◆ Material for this exercise ◆
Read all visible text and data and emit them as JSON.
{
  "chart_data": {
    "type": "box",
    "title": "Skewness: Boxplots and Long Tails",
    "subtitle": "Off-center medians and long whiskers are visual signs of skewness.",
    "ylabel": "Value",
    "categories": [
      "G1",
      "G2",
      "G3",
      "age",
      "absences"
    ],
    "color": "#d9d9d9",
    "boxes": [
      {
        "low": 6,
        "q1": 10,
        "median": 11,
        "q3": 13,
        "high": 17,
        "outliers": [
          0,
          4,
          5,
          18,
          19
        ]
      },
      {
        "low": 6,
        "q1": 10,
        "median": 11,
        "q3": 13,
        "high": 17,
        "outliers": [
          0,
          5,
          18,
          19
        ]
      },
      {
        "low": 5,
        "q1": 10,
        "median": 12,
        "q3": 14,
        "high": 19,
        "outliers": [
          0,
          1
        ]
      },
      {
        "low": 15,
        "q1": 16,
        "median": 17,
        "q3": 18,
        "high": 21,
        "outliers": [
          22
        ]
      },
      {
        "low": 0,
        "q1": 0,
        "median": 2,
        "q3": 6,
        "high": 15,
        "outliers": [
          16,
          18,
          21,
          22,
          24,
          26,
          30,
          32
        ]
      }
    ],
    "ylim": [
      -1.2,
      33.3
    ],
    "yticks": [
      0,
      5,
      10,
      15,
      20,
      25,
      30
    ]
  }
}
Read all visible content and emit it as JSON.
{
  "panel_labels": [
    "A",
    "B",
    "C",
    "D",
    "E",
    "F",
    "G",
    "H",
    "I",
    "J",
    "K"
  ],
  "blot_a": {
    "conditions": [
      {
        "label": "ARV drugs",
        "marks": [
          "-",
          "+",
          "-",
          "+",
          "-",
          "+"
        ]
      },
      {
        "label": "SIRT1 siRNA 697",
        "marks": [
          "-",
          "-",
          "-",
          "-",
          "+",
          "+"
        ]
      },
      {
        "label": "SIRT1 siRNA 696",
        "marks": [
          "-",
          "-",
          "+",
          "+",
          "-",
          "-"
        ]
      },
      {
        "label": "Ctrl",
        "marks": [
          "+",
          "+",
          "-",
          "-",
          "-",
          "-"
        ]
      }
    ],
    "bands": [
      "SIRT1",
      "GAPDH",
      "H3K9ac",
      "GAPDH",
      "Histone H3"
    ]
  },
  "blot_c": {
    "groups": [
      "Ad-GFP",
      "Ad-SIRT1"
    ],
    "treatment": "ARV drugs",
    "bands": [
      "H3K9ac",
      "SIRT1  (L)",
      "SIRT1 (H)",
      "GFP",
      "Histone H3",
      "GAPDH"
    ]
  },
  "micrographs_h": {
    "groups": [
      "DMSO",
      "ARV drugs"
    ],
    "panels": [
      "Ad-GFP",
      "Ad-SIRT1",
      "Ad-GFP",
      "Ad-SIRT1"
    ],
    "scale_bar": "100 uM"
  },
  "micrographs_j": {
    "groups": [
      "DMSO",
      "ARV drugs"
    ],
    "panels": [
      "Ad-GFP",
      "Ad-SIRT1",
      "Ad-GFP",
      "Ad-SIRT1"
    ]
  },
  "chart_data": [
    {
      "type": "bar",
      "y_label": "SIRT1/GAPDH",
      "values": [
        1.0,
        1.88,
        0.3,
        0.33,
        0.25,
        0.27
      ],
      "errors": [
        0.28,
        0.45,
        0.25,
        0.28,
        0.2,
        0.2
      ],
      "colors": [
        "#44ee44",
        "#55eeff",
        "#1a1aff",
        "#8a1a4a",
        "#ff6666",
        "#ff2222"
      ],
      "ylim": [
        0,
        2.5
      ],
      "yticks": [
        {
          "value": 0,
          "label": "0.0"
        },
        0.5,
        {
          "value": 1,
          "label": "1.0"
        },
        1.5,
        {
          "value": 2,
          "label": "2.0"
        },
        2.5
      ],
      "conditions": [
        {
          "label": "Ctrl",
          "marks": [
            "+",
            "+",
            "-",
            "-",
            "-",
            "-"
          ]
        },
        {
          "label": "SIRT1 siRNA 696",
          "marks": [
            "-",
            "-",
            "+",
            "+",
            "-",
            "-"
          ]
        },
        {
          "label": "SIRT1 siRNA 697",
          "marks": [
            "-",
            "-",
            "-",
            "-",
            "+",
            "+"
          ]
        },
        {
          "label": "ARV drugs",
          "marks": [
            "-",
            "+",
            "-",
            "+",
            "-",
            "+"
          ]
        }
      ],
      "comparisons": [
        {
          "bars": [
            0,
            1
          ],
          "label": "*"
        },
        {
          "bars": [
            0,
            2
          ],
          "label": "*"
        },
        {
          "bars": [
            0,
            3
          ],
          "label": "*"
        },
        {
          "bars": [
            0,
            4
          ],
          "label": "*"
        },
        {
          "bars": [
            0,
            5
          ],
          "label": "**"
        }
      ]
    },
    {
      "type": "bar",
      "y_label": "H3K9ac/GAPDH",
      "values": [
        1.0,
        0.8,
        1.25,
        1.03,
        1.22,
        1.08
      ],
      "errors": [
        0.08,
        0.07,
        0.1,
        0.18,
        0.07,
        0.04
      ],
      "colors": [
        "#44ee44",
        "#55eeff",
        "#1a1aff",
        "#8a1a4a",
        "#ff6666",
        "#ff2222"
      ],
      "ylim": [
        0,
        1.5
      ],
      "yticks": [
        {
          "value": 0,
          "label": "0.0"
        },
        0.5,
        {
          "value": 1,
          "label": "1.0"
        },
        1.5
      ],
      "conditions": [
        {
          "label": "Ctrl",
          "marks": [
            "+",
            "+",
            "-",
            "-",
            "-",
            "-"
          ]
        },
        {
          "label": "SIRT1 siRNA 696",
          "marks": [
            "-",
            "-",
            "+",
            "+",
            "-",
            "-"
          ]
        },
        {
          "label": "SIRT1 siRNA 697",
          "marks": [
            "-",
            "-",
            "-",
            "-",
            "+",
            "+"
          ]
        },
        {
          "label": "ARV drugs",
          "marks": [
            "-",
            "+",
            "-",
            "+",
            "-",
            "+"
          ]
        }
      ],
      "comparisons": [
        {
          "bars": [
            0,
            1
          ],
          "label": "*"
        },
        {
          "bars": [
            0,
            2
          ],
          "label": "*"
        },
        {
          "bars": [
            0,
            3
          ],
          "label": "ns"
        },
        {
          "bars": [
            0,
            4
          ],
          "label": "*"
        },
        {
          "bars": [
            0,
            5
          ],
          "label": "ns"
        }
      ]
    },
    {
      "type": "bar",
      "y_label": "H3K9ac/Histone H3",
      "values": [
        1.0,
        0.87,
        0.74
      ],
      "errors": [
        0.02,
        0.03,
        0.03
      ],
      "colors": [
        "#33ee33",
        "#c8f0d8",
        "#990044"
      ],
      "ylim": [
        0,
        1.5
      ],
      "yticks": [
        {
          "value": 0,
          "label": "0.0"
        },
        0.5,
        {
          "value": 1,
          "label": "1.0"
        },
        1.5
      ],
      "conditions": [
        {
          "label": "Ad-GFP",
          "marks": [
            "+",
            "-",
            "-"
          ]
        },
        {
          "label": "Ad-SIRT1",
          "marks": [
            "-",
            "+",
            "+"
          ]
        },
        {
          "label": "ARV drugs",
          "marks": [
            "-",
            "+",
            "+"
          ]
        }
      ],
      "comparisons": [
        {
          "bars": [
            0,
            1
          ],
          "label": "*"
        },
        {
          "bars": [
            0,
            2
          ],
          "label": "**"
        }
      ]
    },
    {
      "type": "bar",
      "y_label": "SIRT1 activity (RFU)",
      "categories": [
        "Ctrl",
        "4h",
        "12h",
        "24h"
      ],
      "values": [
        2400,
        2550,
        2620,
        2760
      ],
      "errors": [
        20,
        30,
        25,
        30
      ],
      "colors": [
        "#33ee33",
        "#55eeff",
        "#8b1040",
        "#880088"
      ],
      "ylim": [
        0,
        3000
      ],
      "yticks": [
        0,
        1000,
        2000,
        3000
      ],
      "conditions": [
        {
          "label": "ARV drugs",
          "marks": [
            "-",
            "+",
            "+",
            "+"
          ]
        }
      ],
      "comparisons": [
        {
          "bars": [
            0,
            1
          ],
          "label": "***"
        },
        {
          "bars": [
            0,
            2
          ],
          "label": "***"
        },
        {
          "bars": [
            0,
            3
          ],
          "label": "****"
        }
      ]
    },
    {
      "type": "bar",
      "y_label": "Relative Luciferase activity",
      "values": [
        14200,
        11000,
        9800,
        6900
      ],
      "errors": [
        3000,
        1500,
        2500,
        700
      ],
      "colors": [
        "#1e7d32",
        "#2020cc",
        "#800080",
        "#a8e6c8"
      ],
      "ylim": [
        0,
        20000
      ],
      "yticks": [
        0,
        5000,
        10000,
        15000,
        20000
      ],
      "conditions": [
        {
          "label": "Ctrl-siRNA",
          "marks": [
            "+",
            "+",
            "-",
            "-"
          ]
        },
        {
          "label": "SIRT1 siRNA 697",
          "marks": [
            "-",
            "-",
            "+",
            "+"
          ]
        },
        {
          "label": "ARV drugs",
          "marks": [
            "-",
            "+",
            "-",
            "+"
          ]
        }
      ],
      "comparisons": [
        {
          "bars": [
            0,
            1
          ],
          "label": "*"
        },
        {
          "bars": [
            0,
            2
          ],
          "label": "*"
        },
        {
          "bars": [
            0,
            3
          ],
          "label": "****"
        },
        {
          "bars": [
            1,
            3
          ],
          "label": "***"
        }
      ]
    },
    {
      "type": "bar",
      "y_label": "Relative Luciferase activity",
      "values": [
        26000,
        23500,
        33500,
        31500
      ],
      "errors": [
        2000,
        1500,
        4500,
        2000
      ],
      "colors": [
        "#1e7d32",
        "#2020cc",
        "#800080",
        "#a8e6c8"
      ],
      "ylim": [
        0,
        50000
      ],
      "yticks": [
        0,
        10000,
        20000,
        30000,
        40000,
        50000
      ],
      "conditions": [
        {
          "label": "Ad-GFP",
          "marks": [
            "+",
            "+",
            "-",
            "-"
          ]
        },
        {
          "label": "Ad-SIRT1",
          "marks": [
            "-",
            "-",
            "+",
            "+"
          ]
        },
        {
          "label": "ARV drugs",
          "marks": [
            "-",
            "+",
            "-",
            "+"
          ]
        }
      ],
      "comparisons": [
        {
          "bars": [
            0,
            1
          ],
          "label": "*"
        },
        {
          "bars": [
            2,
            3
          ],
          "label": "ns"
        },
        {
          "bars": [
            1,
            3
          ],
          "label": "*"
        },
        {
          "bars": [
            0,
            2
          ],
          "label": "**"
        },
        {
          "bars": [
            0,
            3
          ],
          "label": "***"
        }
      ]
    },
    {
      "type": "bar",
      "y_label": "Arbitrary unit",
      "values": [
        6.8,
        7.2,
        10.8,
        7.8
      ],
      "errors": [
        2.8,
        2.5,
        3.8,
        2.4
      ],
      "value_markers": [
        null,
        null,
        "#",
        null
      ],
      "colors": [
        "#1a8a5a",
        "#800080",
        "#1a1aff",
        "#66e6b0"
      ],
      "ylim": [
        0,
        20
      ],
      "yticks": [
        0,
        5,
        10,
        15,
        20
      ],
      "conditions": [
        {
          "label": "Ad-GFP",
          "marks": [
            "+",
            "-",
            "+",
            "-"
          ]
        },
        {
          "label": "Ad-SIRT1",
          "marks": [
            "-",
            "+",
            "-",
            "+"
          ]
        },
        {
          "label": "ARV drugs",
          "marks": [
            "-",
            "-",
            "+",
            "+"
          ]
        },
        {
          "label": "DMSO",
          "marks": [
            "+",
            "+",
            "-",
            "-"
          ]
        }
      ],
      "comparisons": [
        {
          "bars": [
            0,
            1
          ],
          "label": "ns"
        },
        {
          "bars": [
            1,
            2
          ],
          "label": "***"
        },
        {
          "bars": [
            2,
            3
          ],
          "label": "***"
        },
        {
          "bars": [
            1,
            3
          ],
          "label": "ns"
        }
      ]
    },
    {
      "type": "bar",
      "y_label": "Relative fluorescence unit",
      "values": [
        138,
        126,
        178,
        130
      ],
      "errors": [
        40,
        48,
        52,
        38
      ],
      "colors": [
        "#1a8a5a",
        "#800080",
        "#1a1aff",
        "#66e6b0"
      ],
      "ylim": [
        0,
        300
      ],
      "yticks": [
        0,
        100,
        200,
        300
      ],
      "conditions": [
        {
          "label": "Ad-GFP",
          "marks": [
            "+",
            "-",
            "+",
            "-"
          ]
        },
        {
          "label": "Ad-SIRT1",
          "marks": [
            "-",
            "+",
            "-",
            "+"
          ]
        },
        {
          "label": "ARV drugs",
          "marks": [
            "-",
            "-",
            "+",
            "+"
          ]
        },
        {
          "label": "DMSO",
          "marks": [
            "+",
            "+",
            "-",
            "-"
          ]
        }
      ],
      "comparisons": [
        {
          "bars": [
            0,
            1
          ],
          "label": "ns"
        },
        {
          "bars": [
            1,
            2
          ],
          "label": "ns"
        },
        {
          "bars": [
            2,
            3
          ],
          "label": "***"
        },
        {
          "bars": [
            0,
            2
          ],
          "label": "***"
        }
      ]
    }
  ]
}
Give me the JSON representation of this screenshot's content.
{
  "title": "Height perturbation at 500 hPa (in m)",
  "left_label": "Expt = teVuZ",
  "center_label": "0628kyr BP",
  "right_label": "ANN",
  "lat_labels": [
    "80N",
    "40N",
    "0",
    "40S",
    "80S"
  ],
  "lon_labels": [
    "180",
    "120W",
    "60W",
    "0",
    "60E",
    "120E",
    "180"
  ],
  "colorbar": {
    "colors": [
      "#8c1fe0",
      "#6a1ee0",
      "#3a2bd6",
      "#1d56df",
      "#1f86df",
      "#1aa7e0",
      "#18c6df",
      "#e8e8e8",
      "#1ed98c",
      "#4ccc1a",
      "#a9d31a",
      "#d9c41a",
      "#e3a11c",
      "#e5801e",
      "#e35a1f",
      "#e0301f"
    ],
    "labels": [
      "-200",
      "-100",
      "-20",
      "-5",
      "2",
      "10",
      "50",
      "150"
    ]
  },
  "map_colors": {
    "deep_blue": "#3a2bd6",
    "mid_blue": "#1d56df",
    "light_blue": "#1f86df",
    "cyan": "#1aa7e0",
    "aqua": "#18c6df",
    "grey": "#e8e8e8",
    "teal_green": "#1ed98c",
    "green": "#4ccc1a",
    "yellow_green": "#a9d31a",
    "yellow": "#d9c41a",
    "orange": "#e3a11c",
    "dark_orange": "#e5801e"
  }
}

◆ Written instruction ◆
Copy out each line of the material that holds the word "unit".

◆ Reply ◆
      "y_label": "Arbitrary unit",
      "y_label": "Relative fluorescence unit",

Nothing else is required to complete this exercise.